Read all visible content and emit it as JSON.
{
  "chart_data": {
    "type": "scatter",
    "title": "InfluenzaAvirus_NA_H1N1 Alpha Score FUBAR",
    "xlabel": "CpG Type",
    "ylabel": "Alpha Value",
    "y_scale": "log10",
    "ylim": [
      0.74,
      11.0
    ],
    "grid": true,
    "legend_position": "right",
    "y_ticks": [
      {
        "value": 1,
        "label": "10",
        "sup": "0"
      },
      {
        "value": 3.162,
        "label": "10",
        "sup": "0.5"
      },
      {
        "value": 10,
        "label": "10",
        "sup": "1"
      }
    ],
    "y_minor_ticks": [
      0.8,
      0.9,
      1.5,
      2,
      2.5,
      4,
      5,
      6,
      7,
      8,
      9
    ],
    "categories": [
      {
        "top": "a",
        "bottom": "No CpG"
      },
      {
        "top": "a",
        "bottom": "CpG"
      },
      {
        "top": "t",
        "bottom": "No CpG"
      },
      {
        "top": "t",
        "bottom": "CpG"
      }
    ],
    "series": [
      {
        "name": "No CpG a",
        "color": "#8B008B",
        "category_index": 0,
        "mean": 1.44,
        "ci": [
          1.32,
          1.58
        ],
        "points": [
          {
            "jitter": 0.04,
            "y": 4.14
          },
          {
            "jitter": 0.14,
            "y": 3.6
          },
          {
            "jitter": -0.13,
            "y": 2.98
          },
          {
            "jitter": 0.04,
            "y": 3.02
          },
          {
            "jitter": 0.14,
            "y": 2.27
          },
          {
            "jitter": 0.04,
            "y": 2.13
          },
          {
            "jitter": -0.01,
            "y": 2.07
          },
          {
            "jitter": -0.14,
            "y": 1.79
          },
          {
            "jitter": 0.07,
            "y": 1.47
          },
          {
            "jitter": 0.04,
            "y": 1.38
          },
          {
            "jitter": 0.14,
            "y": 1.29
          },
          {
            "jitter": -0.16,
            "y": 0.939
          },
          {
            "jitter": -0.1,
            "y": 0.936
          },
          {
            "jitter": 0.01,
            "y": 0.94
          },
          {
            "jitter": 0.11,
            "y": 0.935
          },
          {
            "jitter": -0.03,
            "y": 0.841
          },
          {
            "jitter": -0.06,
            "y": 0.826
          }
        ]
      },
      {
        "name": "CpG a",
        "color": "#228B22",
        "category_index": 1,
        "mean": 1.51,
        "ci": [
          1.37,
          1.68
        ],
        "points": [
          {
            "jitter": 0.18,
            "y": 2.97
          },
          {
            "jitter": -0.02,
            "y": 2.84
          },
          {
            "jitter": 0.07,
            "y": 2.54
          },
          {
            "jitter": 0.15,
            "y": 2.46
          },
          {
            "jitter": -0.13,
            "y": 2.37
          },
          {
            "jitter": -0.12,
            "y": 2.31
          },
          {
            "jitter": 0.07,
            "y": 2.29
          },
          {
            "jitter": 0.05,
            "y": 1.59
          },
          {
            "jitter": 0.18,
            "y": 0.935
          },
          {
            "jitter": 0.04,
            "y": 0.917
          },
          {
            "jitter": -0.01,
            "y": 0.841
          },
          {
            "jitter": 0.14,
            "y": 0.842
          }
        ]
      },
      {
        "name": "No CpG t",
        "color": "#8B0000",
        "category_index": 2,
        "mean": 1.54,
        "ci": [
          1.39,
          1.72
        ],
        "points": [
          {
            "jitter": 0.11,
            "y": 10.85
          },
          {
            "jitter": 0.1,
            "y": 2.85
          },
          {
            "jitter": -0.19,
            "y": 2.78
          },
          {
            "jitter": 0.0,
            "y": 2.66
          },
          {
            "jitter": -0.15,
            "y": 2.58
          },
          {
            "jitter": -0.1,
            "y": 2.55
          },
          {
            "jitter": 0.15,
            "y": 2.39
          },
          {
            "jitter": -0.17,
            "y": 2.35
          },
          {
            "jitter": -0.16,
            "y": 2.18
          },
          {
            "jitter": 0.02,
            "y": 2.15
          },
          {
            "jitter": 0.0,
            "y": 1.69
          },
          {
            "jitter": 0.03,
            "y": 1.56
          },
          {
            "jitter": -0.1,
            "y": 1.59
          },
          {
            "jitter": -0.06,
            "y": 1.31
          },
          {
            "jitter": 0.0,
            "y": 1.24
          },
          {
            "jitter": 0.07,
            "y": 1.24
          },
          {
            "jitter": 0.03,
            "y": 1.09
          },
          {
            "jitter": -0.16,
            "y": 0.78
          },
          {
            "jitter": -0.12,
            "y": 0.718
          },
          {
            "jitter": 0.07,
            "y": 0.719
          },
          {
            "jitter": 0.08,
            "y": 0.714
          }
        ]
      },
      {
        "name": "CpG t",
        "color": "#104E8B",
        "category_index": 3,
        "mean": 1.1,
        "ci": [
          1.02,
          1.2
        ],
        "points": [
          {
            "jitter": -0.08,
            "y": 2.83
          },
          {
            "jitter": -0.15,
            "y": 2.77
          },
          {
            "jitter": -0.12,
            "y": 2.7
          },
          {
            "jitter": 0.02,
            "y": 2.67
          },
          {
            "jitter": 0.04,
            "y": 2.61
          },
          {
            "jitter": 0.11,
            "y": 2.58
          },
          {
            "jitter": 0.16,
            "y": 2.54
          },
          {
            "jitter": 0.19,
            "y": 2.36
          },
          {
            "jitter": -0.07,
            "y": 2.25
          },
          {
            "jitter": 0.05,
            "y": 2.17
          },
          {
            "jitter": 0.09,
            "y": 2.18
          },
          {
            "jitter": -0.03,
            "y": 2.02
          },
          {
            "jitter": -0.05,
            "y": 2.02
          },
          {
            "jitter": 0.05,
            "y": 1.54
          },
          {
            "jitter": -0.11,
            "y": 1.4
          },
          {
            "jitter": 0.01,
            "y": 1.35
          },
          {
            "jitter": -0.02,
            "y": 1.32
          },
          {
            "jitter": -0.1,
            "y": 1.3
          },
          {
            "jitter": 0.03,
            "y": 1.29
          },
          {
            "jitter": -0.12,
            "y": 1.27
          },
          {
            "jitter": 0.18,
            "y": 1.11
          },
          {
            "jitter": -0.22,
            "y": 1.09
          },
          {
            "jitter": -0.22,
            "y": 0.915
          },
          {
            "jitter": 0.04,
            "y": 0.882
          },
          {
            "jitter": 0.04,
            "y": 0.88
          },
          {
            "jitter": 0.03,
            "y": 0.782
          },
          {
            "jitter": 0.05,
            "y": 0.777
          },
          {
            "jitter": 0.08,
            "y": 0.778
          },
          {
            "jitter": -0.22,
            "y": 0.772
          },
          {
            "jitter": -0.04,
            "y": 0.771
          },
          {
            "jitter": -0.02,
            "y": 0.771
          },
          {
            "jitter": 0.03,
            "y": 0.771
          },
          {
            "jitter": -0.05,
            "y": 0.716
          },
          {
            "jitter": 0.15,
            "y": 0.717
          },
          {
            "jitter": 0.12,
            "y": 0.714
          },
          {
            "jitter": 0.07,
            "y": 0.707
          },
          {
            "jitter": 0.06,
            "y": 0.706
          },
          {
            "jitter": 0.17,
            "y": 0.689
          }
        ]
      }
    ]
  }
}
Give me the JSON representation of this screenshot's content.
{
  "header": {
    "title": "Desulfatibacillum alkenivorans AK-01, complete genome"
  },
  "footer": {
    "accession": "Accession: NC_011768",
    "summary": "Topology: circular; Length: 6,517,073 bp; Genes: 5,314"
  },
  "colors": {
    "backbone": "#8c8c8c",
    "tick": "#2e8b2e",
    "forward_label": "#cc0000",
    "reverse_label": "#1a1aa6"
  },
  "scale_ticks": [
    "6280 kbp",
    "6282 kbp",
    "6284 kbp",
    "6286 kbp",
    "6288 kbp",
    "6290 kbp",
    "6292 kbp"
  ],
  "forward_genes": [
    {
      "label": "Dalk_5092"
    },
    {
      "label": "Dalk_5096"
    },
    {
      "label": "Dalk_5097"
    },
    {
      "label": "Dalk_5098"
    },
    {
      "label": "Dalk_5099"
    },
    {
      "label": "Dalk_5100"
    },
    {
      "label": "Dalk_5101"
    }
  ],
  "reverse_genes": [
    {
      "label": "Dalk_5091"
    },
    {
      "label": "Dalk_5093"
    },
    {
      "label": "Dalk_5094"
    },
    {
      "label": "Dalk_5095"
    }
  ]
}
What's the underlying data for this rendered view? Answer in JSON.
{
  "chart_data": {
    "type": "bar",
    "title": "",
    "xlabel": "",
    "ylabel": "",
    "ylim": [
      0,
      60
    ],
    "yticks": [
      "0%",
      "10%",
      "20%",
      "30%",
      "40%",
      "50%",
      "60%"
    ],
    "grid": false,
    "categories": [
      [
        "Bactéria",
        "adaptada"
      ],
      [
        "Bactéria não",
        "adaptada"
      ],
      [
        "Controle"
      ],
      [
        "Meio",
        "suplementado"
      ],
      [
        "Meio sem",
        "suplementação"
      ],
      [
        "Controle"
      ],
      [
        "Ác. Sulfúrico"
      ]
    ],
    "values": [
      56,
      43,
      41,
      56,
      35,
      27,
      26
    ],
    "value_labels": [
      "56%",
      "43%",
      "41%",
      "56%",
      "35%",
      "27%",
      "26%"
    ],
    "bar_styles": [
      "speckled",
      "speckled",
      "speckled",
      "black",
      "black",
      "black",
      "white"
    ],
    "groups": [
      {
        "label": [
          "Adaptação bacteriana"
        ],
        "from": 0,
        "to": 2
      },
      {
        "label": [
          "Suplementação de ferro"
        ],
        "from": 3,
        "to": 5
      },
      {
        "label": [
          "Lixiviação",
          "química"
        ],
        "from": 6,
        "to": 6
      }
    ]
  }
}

+++

### EXERCISE GOAL
Using the listing, count the lines where the word "name" appears and reply with only that number.

### ANSWER BELOW
4